[Data excerpts]
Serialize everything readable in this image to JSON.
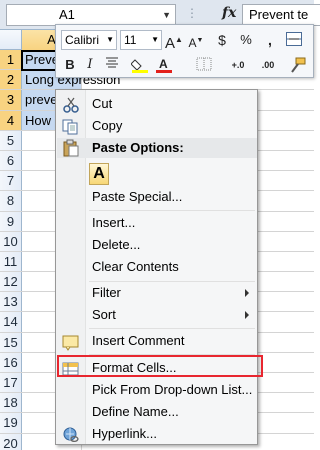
{
  "formula_bar": {
    "name_box": "A1",
    "fx_label": "fx",
    "content": "Prevent te"
  },
  "grid": {
    "column_header": "A",
    "rows": [
      {
        "num": "1",
        "text": "Preve"
      },
      {
        "num": "2",
        "text": "Long expression"
      },
      {
        "num": "3",
        "text": "preve"
      },
      {
        "num": "4",
        "text": "How"
      },
      {
        "num": "5",
        "text": ""
      },
      {
        "num": "6",
        "text": ""
      },
      {
        "num": "7",
        "text": ""
      },
      {
        "num": "8",
        "text": ""
      },
      {
        "num": "9",
        "text": ""
      },
      {
        "num": "10",
        "text": ""
      },
      {
        "num": "11",
        "text": ""
      },
      {
        "num": "12",
        "text": ""
      },
      {
        "num": "13",
        "text": ""
      },
      {
        "num": "14",
        "text": ""
      },
      {
        "num": "15",
        "text": ""
      },
      {
        "num": "16",
        "text": ""
      },
      {
        "num": "17",
        "text": ""
      },
      {
        "num": "18",
        "text": ""
      },
      {
        "num": "19",
        "text": ""
      },
      {
        "num": "20",
        "text": ""
      }
    ]
  },
  "mini_toolbar": {
    "font": "Calibri",
    "size": "11",
    "bold": "B",
    "italic": "I",
    "grow_font": "A",
    "shrink_font": "A",
    "currency": "$",
    "percent": "%",
    "comma": ",",
    "inc_decimal": "+.0",
    "dec_decimal": ".00"
  },
  "context_menu": {
    "cut": "Cut",
    "copy": "Copy",
    "paste_options": "Paste Options:",
    "paste_button": "A",
    "paste_special": "Paste Special...",
    "insert": "Insert...",
    "delete": "Delete...",
    "clear_contents": "Clear Contents",
    "filter": "Filter",
    "sort": "Sort",
    "insert_comment": "Insert Comment",
    "format_cells": "Format Cells...",
    "pick_list": "Pick From Drop-down List...",
    "define_name": "Define Name...",
    "hyperlink": "Hyperlink..."
  },
  "colors": {
    "highlight_border": "#e8262f",
    "selection": "#c6d9f1",
    "header_selected": "#f8d381"
  }
}
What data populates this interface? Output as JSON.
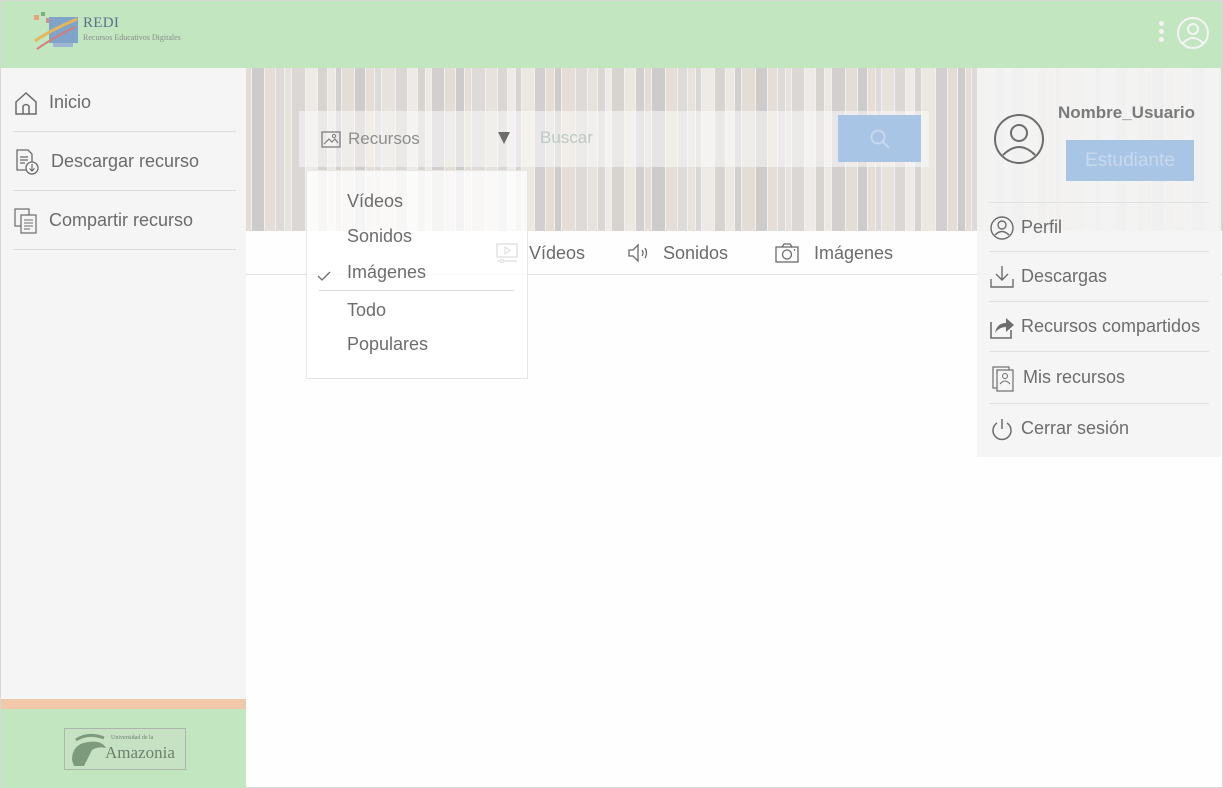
{
  "app": {
    "logo_title": "REDI",
    "logo_subtitle": "Recursos Educativos Digitales"
  },
  "topbar": {
    "menu_icon": "kebab-icon",
    "user_icon": "user-circle-icon"
  },
  "sidebar": {
    "items": [
      {
        "label": "Inicio",
        "icon": "home-icon"
      },
      {
        "label": "Descargar recurso",
        "icon": "download-file-icon"
      },
      {
        "label": "Compartir recurso",
        "icon": "share-files-icon"
      }
    ],
    "footer_logo_small": "Universidad de la",
    "footer_logo_big": "Amazonia"
  },
  "search": {
    "selected": "Recursos",
    "placeholder": "Buscar",
    "button_icon": "search-icon"
  },
  "dropdown": {
    "options": [
      "Vídeos",
      "Sonidos",
      "Imágenes",
      "Todo",
      "Populares"
    ],
    "checked": "Imágenes"
  },
  "tabs": [
    {
      "label": "Vídeos",
      "icon": "video-icon"
    },
    {
      "label": "Sonidos",
      "icon": "speaker-icon"
    },
    {
      "label": "Imágenes",
      "icon": "camera-icon"
    }
  ],
  "profile": {
    "name": "Nombre_Usuario",
    "role": "Estudiante",
    "menu": [
      {
        "label": "Perfil",
        "icon": "user-circle-icon"
      },
      {
        "label": "Descargas",
        "icon": "download-icon"
      },
      {
        "label": "Recursos compartidos",
        "icon": "share-icon"
      },
      {
        "label": "Mis recursos",
        "icon": "my-resources-icon"
      },
      {
        "label": "Cerrar sesión",
        "icon": "power-icon"
      }
    ]
  },
  "colors": {
    "header_green": "#c2e6c0",
    "accent_blue": "#a9c5e6",
    "strip_orange": "#f2c9a8",
    "sidebar_bg": "#f5f5f5"
  }
}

▸ **WHAT YOU WILL DO**
Copy the lines of the entries above that mention "download".

▸ **RESPONSE AREA**
        "icon": "download-file-icon"
        "icon": "download-icon"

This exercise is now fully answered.